• **Goal**
Which lines in the material below contain the word "grid"? Copy each of them.
++++++++
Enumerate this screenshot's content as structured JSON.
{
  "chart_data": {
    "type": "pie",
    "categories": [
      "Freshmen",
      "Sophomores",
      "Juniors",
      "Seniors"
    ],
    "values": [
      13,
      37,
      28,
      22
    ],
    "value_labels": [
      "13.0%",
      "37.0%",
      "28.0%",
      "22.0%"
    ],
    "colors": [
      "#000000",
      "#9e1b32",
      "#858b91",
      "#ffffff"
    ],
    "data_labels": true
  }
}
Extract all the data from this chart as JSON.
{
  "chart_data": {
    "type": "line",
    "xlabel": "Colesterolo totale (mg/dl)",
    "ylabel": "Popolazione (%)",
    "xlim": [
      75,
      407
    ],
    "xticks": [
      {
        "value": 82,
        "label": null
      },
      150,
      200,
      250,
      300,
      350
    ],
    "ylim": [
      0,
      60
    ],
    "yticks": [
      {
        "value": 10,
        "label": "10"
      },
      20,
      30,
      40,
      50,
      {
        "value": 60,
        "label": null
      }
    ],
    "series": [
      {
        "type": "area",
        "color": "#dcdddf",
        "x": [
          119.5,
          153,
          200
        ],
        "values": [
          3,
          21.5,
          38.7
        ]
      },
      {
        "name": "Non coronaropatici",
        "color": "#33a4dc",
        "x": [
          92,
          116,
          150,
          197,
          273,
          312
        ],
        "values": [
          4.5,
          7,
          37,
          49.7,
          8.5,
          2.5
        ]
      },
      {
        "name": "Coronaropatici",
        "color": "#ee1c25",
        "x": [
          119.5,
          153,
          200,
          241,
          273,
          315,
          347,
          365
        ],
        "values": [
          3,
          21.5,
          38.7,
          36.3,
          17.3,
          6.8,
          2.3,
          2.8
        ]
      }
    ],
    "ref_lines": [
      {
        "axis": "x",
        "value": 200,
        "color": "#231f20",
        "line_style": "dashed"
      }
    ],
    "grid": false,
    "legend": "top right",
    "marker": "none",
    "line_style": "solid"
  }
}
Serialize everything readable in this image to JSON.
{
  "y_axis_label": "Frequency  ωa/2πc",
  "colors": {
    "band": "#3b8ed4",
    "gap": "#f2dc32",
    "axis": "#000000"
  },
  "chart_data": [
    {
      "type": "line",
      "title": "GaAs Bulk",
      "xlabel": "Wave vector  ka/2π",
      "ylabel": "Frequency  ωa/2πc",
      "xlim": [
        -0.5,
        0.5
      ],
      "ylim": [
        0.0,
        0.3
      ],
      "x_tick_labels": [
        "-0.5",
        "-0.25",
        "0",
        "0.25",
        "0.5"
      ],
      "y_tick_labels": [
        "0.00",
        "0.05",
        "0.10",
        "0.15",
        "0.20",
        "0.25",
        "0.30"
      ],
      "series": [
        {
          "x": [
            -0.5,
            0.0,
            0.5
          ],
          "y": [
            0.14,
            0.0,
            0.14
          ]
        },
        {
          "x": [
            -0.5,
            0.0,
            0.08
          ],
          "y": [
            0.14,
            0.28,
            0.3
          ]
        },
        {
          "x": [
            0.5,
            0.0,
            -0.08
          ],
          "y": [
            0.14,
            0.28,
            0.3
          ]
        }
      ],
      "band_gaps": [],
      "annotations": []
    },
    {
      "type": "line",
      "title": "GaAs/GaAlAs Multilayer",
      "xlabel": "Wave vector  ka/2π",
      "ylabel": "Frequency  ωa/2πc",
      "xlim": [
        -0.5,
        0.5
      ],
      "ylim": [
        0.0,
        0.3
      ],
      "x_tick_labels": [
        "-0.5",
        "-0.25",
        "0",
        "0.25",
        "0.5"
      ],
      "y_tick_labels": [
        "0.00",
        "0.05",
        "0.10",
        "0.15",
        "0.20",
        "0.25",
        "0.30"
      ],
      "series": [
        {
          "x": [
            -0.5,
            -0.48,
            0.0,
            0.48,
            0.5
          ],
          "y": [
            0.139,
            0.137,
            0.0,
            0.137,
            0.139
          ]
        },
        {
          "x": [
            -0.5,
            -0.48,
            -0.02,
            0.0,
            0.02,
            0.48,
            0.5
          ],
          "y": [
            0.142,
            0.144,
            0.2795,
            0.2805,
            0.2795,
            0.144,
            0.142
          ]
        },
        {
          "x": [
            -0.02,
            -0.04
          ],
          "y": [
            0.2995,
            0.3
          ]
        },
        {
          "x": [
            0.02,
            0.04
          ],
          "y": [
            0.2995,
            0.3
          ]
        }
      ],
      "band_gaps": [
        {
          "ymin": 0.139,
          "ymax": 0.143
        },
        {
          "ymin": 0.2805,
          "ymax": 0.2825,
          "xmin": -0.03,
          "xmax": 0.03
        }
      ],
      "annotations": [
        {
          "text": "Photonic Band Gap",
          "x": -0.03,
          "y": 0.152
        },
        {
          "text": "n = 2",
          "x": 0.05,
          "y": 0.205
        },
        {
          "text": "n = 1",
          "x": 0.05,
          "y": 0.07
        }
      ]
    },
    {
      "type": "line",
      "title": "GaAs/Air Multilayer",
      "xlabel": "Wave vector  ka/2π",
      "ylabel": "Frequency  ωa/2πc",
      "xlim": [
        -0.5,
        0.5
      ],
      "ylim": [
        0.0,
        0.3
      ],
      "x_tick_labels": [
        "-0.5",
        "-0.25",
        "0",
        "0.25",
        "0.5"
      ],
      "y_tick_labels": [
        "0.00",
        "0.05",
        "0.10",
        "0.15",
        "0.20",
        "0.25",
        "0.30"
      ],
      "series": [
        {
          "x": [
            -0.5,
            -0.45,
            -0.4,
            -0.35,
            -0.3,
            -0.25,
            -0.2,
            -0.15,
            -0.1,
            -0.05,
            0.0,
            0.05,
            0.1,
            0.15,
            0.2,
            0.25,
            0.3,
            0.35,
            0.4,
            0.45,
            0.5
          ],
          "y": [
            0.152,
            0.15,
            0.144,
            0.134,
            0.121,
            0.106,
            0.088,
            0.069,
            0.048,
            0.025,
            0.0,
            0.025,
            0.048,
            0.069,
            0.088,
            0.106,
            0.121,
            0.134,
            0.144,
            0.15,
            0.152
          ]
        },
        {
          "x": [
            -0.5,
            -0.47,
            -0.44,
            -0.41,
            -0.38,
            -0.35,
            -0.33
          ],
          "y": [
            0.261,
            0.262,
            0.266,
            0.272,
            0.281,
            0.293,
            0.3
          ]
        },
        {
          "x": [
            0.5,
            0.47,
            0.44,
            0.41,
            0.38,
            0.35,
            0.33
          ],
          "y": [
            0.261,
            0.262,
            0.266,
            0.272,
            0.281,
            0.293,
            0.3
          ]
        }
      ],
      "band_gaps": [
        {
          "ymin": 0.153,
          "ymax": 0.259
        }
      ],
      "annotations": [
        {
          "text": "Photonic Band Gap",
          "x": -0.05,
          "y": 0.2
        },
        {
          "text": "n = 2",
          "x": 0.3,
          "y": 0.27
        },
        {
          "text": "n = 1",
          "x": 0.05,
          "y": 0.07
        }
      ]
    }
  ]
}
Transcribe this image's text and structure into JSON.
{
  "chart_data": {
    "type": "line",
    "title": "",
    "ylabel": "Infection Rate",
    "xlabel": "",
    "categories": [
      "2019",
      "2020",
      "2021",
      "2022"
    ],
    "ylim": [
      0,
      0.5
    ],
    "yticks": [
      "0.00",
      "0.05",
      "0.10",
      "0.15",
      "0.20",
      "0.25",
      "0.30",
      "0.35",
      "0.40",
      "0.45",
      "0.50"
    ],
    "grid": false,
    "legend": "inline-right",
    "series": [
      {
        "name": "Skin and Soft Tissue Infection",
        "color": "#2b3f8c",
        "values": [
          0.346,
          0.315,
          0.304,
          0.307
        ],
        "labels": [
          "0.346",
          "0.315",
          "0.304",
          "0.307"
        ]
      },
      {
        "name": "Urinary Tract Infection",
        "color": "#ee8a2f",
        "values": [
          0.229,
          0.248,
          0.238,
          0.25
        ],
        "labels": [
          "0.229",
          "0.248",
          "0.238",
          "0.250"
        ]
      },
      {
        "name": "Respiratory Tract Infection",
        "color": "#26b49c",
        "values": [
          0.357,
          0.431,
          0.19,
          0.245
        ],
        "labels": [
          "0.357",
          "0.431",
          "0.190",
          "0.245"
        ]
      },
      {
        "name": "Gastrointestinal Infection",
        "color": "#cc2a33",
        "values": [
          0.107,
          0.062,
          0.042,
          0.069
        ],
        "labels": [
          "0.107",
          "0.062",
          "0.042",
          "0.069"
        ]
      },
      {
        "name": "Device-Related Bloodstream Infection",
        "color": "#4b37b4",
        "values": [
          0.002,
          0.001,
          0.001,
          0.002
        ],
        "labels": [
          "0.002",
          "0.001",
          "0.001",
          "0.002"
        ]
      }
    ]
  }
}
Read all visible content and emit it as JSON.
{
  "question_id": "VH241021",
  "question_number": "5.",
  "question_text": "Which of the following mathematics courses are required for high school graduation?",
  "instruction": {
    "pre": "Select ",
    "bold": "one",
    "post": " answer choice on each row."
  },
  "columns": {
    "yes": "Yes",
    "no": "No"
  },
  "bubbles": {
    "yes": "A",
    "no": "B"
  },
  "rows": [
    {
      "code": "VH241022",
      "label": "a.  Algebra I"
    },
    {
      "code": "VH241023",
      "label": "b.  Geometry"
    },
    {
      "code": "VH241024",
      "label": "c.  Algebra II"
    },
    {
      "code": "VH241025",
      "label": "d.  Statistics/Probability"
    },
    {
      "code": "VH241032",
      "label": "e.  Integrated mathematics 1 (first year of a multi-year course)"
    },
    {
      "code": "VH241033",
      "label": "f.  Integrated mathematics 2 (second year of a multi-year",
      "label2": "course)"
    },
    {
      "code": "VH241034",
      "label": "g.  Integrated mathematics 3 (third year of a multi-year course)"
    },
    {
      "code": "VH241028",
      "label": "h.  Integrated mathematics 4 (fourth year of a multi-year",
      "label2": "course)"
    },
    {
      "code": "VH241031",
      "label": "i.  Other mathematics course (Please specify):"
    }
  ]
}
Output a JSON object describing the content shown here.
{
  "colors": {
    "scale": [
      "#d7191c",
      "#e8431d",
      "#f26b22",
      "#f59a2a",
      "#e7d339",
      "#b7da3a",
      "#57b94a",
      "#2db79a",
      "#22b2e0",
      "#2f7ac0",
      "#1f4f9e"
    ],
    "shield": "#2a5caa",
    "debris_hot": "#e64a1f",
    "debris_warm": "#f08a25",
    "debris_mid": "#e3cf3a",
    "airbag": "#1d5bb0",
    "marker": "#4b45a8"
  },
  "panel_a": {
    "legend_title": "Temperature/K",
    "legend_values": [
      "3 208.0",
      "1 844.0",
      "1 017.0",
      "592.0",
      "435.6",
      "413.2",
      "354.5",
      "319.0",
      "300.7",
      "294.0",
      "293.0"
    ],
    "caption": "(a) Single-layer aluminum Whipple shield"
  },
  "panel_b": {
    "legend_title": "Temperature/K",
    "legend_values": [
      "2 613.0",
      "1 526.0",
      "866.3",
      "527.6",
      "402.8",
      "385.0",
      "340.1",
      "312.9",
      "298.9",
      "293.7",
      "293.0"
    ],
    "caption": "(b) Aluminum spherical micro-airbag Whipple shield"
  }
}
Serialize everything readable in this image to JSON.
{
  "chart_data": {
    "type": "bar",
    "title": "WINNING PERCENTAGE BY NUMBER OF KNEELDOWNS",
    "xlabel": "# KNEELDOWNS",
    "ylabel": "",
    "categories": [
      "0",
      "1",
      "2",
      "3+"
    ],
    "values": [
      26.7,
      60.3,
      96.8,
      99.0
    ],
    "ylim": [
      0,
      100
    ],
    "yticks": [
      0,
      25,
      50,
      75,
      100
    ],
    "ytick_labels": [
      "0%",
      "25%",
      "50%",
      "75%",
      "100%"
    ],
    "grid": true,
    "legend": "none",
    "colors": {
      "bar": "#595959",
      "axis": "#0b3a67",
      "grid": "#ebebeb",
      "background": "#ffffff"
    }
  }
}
++++++++
• **Expected answer**
    "grid": false,
    "grid": false,
    "grid": true,
      "grid": "#ebebeb",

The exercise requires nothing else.